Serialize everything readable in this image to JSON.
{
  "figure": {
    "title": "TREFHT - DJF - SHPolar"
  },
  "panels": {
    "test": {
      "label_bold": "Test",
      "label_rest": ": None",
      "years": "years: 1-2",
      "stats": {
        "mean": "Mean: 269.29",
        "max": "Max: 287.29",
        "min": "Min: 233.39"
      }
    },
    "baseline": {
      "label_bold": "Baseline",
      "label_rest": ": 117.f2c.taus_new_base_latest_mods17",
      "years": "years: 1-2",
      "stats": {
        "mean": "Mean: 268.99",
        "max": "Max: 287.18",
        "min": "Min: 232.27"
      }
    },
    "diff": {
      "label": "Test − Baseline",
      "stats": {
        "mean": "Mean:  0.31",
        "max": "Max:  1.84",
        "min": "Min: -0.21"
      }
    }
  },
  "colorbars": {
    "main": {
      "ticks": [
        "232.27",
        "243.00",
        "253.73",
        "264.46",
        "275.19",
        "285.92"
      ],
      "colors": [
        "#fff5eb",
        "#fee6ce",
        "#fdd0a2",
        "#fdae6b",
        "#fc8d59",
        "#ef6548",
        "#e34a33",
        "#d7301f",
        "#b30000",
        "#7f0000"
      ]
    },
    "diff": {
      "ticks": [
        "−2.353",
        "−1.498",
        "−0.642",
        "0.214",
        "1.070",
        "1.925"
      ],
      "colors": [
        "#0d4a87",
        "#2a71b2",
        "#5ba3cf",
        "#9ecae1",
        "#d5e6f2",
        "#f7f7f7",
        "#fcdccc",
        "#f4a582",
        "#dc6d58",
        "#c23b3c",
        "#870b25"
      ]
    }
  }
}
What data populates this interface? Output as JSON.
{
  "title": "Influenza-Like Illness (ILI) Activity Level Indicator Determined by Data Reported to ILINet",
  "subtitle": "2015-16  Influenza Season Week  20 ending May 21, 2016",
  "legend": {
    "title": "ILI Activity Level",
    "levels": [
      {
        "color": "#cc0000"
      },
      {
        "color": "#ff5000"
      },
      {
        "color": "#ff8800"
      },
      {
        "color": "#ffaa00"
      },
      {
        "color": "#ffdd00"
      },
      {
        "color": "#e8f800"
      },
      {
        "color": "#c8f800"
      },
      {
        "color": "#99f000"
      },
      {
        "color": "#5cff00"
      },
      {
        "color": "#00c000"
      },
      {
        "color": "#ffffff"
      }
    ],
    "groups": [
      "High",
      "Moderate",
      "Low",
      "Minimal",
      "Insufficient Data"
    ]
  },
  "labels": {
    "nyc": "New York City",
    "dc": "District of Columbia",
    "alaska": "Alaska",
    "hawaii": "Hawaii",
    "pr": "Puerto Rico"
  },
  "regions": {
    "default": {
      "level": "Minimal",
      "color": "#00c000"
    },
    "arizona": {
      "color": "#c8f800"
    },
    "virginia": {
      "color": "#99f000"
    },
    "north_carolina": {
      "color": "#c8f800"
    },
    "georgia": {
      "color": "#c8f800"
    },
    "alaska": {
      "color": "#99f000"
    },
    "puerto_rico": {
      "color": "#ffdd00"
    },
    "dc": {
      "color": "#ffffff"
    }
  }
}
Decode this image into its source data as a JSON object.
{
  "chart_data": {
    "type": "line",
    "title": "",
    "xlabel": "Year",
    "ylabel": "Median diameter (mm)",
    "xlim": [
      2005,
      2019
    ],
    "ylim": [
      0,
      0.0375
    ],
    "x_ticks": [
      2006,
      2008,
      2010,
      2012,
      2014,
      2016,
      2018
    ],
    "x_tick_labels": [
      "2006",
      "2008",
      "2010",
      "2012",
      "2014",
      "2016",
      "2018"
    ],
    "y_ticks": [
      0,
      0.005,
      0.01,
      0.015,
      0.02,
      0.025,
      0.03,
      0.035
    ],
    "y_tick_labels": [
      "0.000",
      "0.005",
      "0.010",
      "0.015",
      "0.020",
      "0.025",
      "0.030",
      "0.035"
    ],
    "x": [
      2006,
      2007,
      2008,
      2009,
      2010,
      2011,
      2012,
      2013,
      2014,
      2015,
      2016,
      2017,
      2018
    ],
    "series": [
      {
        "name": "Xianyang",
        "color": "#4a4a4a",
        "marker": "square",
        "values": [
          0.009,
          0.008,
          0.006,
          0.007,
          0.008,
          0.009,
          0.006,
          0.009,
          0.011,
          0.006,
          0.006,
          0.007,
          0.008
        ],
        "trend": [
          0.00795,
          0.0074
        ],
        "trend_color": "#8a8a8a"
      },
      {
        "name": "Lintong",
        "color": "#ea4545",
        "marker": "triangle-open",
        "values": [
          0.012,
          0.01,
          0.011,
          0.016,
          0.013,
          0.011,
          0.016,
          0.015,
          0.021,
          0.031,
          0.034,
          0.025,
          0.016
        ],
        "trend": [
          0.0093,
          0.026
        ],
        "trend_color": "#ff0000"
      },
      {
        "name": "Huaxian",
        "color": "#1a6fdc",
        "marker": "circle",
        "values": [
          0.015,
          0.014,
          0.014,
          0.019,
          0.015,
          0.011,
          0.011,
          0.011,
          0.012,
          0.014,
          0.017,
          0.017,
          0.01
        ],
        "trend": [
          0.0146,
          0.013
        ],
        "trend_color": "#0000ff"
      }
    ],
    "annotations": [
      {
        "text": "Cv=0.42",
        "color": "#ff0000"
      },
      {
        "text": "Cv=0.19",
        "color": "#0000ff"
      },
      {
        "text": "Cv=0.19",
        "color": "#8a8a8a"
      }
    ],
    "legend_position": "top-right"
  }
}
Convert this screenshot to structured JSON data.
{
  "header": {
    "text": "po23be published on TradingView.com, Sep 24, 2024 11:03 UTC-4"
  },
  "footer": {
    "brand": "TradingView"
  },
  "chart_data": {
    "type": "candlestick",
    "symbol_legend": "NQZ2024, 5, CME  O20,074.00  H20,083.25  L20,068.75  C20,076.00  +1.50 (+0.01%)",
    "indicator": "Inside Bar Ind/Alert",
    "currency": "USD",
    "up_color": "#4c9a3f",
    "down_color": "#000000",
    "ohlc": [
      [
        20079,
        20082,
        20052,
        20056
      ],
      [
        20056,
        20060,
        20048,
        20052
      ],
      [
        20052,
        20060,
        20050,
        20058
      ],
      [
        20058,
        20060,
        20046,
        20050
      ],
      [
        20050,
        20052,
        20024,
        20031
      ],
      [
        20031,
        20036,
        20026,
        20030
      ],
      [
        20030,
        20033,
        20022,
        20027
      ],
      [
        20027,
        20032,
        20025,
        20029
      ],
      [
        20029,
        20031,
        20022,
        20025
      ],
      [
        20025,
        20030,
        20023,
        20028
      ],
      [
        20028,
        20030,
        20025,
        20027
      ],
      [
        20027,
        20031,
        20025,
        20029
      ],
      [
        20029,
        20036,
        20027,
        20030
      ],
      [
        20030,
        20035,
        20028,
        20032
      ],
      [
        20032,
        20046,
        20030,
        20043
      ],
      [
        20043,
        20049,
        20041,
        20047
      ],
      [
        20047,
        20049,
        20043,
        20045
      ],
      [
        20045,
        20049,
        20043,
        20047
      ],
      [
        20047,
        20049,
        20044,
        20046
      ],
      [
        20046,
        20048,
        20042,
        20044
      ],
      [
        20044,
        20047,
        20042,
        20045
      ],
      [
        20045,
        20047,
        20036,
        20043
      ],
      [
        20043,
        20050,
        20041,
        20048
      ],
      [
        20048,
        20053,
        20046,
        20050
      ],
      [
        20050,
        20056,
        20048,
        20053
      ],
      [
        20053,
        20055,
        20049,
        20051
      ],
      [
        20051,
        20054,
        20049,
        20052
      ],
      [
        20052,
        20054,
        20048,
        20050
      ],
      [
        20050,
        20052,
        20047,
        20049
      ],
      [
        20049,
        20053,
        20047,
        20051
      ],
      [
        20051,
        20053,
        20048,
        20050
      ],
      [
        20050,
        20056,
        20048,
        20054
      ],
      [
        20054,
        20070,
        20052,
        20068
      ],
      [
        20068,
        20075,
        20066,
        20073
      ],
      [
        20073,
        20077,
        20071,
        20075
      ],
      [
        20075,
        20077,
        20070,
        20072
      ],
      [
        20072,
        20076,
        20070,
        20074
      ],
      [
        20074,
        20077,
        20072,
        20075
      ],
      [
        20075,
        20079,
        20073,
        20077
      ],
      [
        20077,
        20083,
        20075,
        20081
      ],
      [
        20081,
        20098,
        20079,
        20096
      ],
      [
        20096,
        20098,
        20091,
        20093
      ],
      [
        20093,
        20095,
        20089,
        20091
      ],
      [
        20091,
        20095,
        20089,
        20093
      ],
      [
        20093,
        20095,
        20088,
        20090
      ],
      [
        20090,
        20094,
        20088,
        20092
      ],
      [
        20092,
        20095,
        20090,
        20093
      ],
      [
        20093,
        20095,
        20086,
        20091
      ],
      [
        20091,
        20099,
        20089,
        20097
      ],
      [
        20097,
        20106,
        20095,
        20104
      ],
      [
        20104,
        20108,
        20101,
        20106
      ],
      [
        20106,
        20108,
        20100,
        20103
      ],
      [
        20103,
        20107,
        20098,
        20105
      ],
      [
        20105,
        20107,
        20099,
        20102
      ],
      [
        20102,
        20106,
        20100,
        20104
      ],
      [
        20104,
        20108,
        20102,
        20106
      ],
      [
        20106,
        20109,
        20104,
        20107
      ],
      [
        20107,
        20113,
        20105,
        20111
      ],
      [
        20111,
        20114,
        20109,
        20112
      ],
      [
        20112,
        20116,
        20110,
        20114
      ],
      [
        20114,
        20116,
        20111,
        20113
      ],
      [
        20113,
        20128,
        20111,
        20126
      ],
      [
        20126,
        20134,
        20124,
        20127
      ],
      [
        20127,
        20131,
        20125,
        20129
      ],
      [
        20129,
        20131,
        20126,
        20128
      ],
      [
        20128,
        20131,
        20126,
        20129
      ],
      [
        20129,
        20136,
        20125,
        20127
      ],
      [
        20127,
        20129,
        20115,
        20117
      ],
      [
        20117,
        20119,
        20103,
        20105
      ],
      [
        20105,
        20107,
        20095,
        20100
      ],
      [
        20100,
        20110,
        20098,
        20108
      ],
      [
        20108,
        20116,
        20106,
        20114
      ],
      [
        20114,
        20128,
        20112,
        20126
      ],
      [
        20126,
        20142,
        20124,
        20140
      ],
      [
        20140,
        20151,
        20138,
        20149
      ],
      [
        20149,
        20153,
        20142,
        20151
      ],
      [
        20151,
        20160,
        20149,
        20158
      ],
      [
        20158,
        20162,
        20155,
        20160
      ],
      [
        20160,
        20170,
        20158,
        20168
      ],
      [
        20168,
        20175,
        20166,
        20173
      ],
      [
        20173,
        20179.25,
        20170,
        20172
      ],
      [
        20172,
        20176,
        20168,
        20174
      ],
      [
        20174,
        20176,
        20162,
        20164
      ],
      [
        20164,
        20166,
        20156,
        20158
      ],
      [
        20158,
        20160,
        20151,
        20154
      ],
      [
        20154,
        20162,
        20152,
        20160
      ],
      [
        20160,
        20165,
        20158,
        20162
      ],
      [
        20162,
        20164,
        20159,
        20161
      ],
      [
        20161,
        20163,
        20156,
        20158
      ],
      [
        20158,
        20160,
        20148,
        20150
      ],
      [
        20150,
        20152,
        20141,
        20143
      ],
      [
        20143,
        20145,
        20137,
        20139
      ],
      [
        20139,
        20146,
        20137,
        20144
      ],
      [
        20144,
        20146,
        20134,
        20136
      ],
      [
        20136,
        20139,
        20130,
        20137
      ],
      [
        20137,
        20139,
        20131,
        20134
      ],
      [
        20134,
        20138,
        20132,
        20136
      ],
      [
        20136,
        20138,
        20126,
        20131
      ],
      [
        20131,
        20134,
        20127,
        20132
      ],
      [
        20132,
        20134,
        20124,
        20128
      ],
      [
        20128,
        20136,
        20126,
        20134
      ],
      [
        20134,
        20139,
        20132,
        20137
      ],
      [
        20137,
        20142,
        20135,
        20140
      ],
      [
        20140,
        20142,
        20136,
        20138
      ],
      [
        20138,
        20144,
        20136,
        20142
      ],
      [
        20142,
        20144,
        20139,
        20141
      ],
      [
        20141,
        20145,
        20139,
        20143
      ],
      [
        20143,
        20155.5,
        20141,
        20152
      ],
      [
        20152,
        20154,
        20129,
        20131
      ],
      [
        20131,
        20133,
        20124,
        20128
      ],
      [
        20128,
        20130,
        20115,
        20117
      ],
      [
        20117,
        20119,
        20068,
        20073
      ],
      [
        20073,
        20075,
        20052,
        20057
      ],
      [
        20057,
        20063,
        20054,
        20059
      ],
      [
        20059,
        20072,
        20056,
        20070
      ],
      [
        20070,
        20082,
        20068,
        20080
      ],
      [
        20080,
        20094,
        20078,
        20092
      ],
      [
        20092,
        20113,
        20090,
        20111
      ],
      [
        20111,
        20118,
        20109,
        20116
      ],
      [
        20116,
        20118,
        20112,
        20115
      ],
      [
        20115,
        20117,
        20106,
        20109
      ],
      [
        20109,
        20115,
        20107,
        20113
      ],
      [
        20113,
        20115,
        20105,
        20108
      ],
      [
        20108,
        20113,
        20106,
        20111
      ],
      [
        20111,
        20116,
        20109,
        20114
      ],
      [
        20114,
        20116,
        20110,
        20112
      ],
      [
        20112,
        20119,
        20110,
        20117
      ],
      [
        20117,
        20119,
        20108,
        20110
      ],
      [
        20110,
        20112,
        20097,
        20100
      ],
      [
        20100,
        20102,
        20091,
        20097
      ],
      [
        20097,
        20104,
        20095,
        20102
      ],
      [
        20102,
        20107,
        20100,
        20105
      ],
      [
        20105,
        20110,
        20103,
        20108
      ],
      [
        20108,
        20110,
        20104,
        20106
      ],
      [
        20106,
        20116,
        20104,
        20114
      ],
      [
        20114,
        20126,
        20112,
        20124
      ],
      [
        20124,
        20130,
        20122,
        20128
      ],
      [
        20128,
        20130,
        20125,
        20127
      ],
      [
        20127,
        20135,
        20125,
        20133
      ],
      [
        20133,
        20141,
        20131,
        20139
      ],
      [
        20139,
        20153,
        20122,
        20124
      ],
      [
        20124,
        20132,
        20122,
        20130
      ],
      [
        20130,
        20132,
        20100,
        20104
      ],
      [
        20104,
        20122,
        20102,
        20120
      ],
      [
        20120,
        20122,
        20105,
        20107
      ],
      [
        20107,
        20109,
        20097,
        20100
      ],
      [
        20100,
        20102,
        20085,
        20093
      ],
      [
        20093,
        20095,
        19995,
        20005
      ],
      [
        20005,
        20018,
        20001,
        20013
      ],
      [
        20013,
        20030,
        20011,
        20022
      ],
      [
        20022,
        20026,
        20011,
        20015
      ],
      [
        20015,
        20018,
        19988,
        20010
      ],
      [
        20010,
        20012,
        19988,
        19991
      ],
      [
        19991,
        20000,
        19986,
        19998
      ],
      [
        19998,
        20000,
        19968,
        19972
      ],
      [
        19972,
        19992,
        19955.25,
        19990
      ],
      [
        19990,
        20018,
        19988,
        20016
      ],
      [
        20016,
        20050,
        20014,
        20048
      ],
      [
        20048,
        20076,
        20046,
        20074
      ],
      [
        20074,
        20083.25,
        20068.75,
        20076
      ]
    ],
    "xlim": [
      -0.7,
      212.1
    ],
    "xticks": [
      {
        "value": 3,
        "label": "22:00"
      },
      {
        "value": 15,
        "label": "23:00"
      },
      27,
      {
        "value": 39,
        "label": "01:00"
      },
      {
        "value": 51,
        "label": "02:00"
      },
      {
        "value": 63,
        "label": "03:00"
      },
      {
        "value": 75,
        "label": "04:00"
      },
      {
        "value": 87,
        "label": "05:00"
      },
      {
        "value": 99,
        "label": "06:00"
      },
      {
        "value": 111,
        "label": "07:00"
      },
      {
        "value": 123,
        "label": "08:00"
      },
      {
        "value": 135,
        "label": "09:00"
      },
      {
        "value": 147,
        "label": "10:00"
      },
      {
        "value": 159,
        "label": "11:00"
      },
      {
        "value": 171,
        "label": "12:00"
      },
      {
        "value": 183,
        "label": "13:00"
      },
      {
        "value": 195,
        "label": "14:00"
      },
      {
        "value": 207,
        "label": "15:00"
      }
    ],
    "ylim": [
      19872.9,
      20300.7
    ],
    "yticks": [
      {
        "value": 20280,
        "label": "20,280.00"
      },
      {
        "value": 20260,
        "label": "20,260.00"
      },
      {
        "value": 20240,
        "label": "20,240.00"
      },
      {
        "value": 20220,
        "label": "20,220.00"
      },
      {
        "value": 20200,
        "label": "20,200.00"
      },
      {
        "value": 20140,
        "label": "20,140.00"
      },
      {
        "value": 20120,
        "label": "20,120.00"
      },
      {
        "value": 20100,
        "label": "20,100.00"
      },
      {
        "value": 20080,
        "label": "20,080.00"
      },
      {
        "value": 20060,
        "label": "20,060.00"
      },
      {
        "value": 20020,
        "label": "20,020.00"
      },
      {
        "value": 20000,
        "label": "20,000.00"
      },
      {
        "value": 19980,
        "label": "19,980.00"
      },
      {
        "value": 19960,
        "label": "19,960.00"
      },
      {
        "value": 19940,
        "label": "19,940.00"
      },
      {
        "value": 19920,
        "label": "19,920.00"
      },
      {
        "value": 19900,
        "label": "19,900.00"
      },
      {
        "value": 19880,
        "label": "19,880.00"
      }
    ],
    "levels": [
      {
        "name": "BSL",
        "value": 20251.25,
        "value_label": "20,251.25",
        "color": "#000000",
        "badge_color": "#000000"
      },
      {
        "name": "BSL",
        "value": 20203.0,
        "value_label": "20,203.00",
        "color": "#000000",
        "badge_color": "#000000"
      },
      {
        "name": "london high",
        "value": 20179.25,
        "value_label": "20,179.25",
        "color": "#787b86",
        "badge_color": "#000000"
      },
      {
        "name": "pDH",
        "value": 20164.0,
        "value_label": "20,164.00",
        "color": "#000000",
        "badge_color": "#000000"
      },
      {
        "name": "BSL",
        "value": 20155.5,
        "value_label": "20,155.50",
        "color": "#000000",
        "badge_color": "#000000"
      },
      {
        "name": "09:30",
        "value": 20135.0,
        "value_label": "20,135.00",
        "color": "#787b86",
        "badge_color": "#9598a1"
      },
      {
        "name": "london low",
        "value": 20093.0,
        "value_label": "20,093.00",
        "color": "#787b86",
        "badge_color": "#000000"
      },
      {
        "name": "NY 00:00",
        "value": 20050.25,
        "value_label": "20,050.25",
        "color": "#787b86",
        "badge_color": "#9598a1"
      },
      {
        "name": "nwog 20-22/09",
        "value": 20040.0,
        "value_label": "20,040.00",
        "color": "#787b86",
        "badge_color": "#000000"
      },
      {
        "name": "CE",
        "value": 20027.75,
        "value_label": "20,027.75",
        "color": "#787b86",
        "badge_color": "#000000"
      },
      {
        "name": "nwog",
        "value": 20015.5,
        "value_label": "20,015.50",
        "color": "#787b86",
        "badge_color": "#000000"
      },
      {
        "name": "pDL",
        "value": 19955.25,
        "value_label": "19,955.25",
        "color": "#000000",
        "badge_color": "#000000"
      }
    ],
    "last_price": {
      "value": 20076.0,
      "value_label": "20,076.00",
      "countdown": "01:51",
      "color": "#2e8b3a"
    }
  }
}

* * * * * * * * *

State the count of lines that contain the string "JSON". Nothing else is needed.

◆ **Answer to the task**: 4